Chart and figure data:
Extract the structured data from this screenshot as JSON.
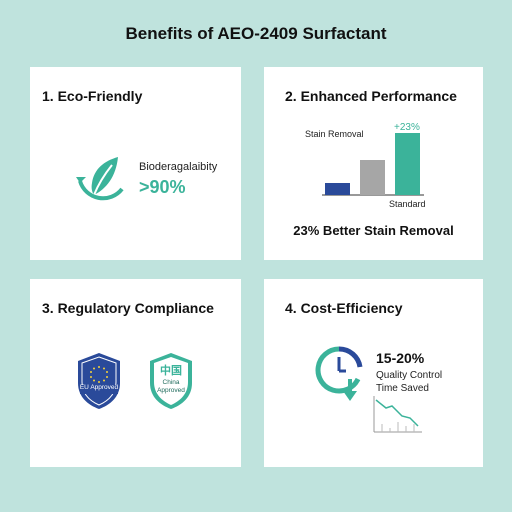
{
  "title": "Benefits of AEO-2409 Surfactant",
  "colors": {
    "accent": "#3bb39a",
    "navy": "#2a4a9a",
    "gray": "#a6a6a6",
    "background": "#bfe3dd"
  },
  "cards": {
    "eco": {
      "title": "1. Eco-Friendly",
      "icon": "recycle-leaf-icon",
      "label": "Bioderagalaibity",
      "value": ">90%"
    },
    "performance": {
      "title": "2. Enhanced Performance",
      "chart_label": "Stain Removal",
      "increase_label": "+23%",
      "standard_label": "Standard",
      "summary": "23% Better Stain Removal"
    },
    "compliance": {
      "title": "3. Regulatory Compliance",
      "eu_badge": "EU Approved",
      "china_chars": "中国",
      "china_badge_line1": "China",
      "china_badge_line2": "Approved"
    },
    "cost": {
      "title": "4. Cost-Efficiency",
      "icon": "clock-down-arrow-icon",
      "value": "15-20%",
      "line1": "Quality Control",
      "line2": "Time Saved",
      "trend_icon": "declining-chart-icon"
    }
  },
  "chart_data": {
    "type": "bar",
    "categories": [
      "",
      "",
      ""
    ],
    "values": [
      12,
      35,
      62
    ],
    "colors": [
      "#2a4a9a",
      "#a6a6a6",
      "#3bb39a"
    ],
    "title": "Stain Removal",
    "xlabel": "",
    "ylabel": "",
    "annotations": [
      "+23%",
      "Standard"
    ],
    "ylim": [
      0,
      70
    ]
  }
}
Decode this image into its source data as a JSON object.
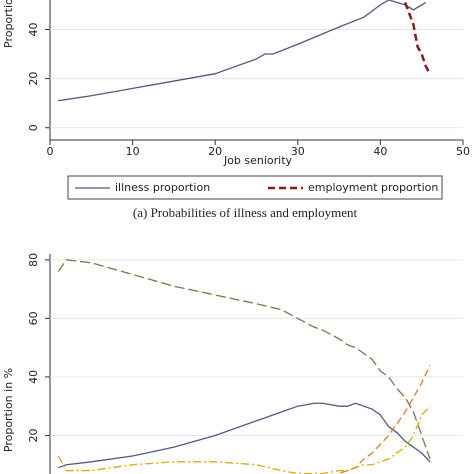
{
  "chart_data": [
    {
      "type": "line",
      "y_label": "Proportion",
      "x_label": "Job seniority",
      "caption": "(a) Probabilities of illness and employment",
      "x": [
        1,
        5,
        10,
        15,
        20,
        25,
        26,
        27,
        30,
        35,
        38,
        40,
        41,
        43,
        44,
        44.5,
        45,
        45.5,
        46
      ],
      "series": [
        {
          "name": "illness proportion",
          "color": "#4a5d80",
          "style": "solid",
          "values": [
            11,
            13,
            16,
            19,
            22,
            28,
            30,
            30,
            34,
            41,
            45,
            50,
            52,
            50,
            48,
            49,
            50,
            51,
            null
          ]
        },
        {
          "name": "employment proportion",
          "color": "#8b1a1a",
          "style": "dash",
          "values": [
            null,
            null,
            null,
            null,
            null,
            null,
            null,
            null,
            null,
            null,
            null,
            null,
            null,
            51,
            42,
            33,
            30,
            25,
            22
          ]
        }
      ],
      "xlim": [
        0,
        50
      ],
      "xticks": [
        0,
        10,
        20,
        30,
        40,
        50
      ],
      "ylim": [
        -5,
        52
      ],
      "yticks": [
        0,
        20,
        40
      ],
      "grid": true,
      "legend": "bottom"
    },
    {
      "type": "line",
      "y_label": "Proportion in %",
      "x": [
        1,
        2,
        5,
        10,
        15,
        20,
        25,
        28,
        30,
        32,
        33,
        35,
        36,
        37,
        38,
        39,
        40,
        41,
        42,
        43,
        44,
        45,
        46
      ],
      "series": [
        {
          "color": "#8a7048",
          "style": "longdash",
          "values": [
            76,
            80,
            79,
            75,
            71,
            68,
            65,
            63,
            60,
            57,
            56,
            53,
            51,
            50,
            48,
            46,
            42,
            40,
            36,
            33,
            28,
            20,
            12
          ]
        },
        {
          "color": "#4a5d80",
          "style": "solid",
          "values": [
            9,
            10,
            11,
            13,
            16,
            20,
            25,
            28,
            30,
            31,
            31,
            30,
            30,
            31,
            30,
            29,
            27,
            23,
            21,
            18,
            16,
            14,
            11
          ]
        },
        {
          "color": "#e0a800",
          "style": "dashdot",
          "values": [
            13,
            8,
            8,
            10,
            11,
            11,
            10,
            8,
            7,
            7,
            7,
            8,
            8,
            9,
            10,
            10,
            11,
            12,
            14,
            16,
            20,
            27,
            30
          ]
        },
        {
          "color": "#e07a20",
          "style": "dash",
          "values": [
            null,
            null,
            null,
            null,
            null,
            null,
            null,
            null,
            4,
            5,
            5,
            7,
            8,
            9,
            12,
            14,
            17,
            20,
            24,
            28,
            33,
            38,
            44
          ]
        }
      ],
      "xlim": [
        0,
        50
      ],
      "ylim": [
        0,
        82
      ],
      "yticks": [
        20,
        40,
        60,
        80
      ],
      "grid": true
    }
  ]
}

PROMPT: Leave out the pictures and restate everything else word for word.

TASK OUTPUT:
Extract the structured data from this screenshot as JSON.
{
  "title": "Benefits of AEO-2409 Surfactant",
  "colors": {
    "accent": "#3bb39a",
    "navy": "#2a4a9a",
    "gray": "#a6a6a6",
    "background": "#bfe3dd"
  },
  "cards": {
    "eco": {
      "title": "1. Eco-Friendly",
      "icon": "recycle-leaf-icon",
      "label": "Bioderagalaibity",
      "value": ">90%"
    },
    "performance": {
      "title": "2. Enhanced Performance",
      "chart_label": "Stain Removal",
      "increase_label": "+23%",
      "standard_label": "Standard",
      "summary": "23% Better Stain Removal"
    },
    "compliance": {
      "title": "3. Regulatory Compliance",
      "eu_badge": "EU Approved",
      "china_chars": "中国",
      "china_badge_line1": "China",
      "china_badge_line2": "Approved"
    },
    "cost": {
      "title": "4. Cost-Efficiency",
      "icon": "clock-down-arrow-icon",
      "value": "15-20%",
      "line1": "Quality Control",
      "line2": "Time Saved",
      "trend_icon": "declining-chart-icon"
    }
  },
  "chart_data": {
    "type": "bar",
    "categories": [
      "",
      "",
      ""
    ],
    "values": [
      12,
      35,
      62
    ],
    "colors": [
      "#2a4a9a",
      "#a6a6a6",
      "#3bb39a"
    ],
    "title": "Stain Removal",
    "xlabel": "",
    "ylabel": "",
    "annotations": [
      "+23%",
      "Standard"
    ],
    "ylim": [
      0,
      70
    ]
  }
}
Decode this image into its source data as a JSON object.
{
  "chart_data": [
    {
      "type": "line",
      "y_label": "Proportion",
      "x_label": "Job seniority",
      "caption": "(a) Probabilities of illness and employment",
      "x": [
        1,
        5,
        10,
        15,
        20,
        25,
        26,
        27,
        30,
        35,
        38,
        40,
        41,
        43,
        44,
        44.5,
        45,
        45.5,
        46
      ],
      "series": [
        {
          "name": "illness proportion",
          "color": "#4a5d80",
          "style": "solid",
          "values": [
            11,
            13,
            16,
            19,
            22,
            28,
            30,
            30,
            34,
            41,
            45,
            50,
            52,
            50,
            48,
            49,
            50,
            51,
            null
          ]
        },
        {
          "name": "employment proportion",
          "color": "#8b1a1a",
          "style": "dash",
          "values": [
            null,
            null,
            null,
            null,
            null,
            null,
            null,
            null,
            null,
            null,
            null,
            null,
            null,
            51,
            42,
            33,
            30,
            25,
            22
          ]
        }
      ],
      "xlim": [
        0,
        50
      ],
      "xticks": [
        0,
        10,
        20,
        30,
        40,
        50
      ],
      "ylim": [
        -5,
        52
      ],
      "yticks": [
        0,
        20,
        40
      ],
      "grid": true,
      "legend": "bottom"
    },
    {
      "type": "line",
      "y_label": "Proportion in %",
      "x": [
        1,
        2,
        5,
        10,
        15,
        20,
        25,
        28,
        30,
        32,
        33,
        35,
        36,
        37,
        38,
        39,
        40,
        41,
        42,
        43,
        44,
        45,
        46
      ],
      "series": [
        {
          "color": "#8a7048",
          "style": "longdash",
          "values": [
            76,
            80,
            79,
            75,
            71,
            68,
            65,
            63,
            60,
            57,
            56,
            53,
            51,
            50,
            48,
            46,
            42,
            40,
            36,
            33,
            28,
            20,
            12
          ]
        },
        {
          "color": "#4a5d80",
          "style": "solid",
          "values": [
            9,
            10,
            11,
            13,
            16,
            20,
            25,
            28,
            30,
            31,
            31,
            30,
            30,
            31,
            30,
            29,
            27,
            23,
            21,
            18,
            16,
            14,
            11
          ]
        },
        {
          "color": "#e0a800",
          "style": "dashdot",
          "values": [
            13,
            8,
            8,
            10,
            11,
            11,
            10,
            8,
            7,
            7,
            7,
            8,
            8,
            9,
            10,
            10,
            11,
            12,
            14,
            16,
            20,
            27,
            30
          ]
        },
        {
          "color": "#e07a20",
          "style": "dash",
          "values": [
            null,
            null,
            null,
            null,
            null,
            null,
            null,
            null,
            4,
            5,
            5,
            7,
            8,
            9,
            12,
            14,
            17,
            20,
            24,
            28,
            33,
            38,
            44
          ]
        }
      ],
      "xlim": [
        0,
        50
      ],
      "ylim": [
        0,
        82
      ],
      "yticks": [
        20,
        40,
        60,
        80
      ],
      "grid": true
    }
  ]
}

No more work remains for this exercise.